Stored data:
[start]

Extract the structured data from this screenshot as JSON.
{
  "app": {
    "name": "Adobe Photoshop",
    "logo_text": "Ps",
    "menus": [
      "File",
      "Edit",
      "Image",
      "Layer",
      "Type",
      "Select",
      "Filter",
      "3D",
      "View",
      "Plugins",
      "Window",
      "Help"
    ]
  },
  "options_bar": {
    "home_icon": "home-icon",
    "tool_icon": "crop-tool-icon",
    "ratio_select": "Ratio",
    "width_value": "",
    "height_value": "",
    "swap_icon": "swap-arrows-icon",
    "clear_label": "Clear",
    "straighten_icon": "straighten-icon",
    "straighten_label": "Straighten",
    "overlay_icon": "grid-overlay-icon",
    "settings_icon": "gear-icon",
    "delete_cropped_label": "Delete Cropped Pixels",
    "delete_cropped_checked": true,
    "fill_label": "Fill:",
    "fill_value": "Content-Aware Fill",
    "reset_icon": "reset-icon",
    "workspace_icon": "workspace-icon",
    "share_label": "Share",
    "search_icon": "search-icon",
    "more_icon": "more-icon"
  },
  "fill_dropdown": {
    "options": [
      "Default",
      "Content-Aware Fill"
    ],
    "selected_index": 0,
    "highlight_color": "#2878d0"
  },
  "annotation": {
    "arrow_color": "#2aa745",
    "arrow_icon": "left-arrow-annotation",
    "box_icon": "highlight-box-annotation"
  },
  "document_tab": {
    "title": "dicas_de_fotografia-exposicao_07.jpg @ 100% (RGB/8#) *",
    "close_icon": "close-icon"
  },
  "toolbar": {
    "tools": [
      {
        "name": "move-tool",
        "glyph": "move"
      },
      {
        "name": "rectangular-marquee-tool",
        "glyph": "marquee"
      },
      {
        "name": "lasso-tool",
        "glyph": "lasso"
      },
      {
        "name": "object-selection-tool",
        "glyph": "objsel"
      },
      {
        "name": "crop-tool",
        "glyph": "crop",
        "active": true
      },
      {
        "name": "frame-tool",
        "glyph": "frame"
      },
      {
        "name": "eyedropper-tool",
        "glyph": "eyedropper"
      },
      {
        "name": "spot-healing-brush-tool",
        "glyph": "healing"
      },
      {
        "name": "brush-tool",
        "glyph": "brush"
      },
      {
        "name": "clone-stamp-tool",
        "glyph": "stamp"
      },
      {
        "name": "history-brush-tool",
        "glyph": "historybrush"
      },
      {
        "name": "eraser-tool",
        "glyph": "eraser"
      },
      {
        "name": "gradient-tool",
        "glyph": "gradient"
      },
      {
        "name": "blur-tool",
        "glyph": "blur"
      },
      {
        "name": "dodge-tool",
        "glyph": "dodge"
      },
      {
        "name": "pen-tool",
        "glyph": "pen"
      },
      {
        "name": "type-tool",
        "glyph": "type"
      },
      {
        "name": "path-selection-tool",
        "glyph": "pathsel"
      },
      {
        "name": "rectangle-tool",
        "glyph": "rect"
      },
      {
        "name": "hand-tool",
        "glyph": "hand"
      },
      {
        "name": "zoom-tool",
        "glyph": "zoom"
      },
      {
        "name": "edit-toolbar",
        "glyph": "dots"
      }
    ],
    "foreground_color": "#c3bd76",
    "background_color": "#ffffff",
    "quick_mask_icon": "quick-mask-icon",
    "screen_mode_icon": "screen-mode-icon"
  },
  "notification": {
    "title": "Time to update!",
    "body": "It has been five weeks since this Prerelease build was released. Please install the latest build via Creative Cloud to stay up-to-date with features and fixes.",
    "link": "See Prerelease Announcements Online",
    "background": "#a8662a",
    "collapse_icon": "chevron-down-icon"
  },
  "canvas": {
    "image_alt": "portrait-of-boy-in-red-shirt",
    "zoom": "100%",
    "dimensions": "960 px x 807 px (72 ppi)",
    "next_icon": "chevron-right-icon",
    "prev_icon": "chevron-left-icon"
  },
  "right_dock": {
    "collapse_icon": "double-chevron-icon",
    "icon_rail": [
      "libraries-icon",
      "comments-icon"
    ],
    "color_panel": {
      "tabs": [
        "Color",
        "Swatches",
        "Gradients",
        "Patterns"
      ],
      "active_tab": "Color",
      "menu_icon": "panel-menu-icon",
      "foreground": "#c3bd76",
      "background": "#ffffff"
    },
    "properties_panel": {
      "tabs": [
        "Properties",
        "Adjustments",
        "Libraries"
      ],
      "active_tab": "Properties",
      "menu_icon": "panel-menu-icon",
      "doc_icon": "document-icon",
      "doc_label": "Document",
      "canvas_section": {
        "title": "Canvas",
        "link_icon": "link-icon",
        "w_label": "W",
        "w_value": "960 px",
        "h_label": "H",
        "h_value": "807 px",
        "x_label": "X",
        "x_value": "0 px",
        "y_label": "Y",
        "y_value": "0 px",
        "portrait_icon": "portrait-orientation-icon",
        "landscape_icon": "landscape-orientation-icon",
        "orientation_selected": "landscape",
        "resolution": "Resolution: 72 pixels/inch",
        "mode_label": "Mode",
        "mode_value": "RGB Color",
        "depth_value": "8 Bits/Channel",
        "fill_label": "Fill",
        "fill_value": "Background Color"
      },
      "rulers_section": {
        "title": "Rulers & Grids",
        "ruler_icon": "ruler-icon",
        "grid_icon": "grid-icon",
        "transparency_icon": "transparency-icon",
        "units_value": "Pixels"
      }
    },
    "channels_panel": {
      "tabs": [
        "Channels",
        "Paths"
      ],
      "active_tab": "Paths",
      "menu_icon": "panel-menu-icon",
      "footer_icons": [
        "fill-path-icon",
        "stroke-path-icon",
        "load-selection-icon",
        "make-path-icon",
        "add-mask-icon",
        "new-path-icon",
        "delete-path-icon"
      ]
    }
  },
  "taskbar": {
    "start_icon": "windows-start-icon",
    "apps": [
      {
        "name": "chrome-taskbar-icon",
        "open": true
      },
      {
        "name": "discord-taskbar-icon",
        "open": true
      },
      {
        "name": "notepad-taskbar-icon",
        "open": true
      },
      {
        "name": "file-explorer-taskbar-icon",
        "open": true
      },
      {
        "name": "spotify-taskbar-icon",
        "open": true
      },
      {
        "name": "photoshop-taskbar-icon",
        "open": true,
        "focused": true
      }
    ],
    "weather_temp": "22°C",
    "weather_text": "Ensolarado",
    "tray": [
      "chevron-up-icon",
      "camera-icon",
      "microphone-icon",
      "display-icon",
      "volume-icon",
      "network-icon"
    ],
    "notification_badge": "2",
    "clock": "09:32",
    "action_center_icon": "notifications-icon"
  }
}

[end]

[OBJECTIVE]:
Transcribe all of the material exactly. Omit nothing.

[TASK RESPONSE]:
Extract the structured data from this screenshot as JSON.
{
  "app": {
    "name": "Adobe Photoshop",
    "logo_text": "Ps",
    "menus": [
      "File",
      "Edit",
      "Image",
      "Layer",
      "Type",
      "Select",
      "Filter",
      "3D",
      "View",
      "Plugins",
      "Window",
      "Help"
    ]
  },
  "options_bar": {
    "home_icon": "home-icon",
    "tool_icon": "crop-tool-icon",
    "ratio_select": "Ratio",
    "width_value": "",
    "height_value": "",
    "swap_icon": "swap-arrows-icon",
    "clear_label": "Clear",
    "straighten_icon": "straighten-icon",
    "straighten_label": "Straighten",
    "overlay_icon": "grid-overlay-icon",
    "settings_icon": "gear-icon",
    "delete_cropped_label": "Delete Cropped Pixels",
    "delete_cropped_checked": true,
    "fill_label": "Fill:",
    "fill_value": "Content-Aware Fill",
    "reset_icon": "reset-icon",
    "workspace_icon": "workspace-icon",
    "share_label": "Share",
    "search_icon": "search-icon",
    "more_icon": "more-icon"
  },
  "fill_dropdown": {
    "options": [
      "Default",
      "Content-Aware Fill"
    ],
    "selected_index": 0,
    "highlight_color": "#2878d0"
  },
  "annotation": {
    "arrow_color": "#2aa745",
    "arrow_icon": "left-arrow-annotation",
    "box_icon": "highlight-box-annotation"
  },
  "document_tab": {
    "title": "dicas_de_fotografia-exposicao_07.jpg @ 100% (RGB/8#) *",
    "close_icon": "close-icon"
  },
  "toolbar": {
    "tools": [
      {
        "name": "move-tool",
        "glyph": "move"
      },
      {
        "name": "rectangular-marquee-tool",
        "glyph": "marquee"
      },
      {
        "name": "lasso-tool",
        "glyph": "lasso"
      },
      {
        "name": "object-selection-tool",
        "glyph": "objsel"
      },
      {
        "name": "crop-tool",
        "glyph": "crop",
        "active": true
      },
      {
        "name": "frame-tool",
        "glyph": "frame"
      },
      {
        "name": "eyedropper-tool",
        "glyph": "eyedropper"
      },
      {
        "name": "spot-healing-brush-tool",
        "glyph": "healing"
      },
      {
        "name": "brush-tool",
        "glyph": "brush"
      },
      {
        "name": "clone-stamp-tool",
        "glyph": "stamp"
      },
      {
        "name": "history-brush-tool",
        "glyph": "historybrush"
      },
      {
        "name": "eraser-tool",
        "glyph": "eraser"
      },
      {
        "name": "gradient-tool",
        "glyph": "gradient"
      },
      {
        "name": "blur-tool",
        "glyph": "blur"
      },
      {
        "name": "dodge-tool",
        "glyph": "dodge"
      },
      {
        "name": "pen-tool",
        "glyph": "pen"
      },
      {
        "name": "type-tool",
        "glyph": "type"
      },
      {
        "name": "path-selection-tool",
        "glyph": "pathsel"
      },
      {
        "name": "rectangle-tool",
        "glyph": "rect"
      },
      {
        "name": "hand-tool",
        "glyph": "hand"
      },
      {
        "name": "zoom-tool",
        "glyph": "zoom"
      },
      {
        "name": "edit-toolbar",
        "glyph": "dots"
      }
    ],
    "foreground_color": "#c3bd76",
    "background_color": "#ffffff",
    "quick_mask_icon": "quick-mask-icon",
    "screen_mode_icon": "screen-mode-icon"
  },
  "notification": {
    "title": "Time to update!",
    "body": "It has been five weeks since this Prerelease build was released. Please install the latest build via Creative Cloud to stay up-to-date with features and fixes.",
    "link": "See Prerelease Announcements Online",
    "background": "#a8662a",
    "collapse_icon": "chevron-down-icon"
  },
  "canvas": {
    "image_alt": "portrait-of-boy-in-red-shirt",
    "zoom": "100%",
    "dimensions": "960 px x 807 px (72 ppi)",
    "next_icon": "chevron-right-icon",
    "prev_icon": "chevron-left-icon"
  },
  "right_dock": {
    "collapse_icon": "double-chevron-icon",
    "icon_rail": [
      "libraries-icon",
      "comments-icon"
    ],
    "color_panel": {
      "tabs": [
        "Color",
        "Swatches",
        "Gradients",
        "Patterns"
      ],
      "active_tab": "Color",
      "menu_icon": "panel-menu-icon",
      "foreground": "#c3bd76",
      "background": "#ffffff"
    },
    "properties_panel": {
      "tabs": [
        "Properties",
        "Adjustments",
        "Libraries"
      ],
      "active_tab": "Properties",
      "menu_icon": "panel-menu-icon",
      "doc_icon": "document-icon",
      "doc_label": "Document",
      "canvas_section": {
        "title": "Canvas",
        "link_icon": "link-icon",
        "w_label": "W",
        "w_value": "960 px",
        "h_label": "H",
        "h_value": "807 px",
        "x_label": "X",
        "x_value": "0 px",
        "y_label": "Y",
        "y_value": "0 px",
        "portrait_icon": "portrait-orientation-icon",
        "landscape_icon": "landscape-orientation-icon",
        "orientation_selected": "landscape",
        "resolution": "Resolution: 72 pixels/inch",
        "mode_label": "Mode",
        "mode_value": "RGB Color",
        "depth_value": "8 Bits/Channel",
        "fill_label": "Fill",
        "fill_value": "Background Color"
      },
      "rulers_section": {
        "title": "Rulers & Grids",
        "ruler_icon": "ruler-icon",
        "grid_icon": "grid-icon",
        "transparency_icon": "transparency-icon",
        "units_value": "Pixels"
      }
    },
    "channels_panel": {
      "tabs": [
        "Channels",
        "Paths"
      ],
      "active_tab": "Paths",
      "menu_icon": "panel-menu-icon",
      "footer_icons": [
        "fill-path-icon",
        "stroke-path-icon",
        "load-selection-icon",
        "make-path-icon",
        "add-mask-icon",
        "new-path-icon",
        "delete-path-icon"
      ]
    }
  },
  "taskbar": {
    "start_icon": "windows-start-icon",
    "apps": [
      {
        "name": "chrome-taskbar-icon",
        "open": true
      },
      {
        "name": "discord-taskbar-icon",
        "open": true
      },
      {
        "name": "notepad-taskbar-icon",
        "open": true
      },
      {
        "name": "file-explorer-taskbar-icon",
        "open": true
      },
      {
        "name": "spotify-taskbar-icon",
        "open": true
      },
      {
        "name": "photoshop-taskbar-icon",
        "open": true,
        "focused": true
      }
    ],
    "weather_temp": "22°C",
    "weather_text": "Ensolarado",
    "tray": [
      "chevron-up-icon",
      "camera-icon",
      "microphone-icon",
      "display-icon",
      "volume-icon",
      "network-icon"
    ],
    "notification_badge": "2",
    "clock": "09:32",
    "action_center_icon": "notifications-icon"
  }
}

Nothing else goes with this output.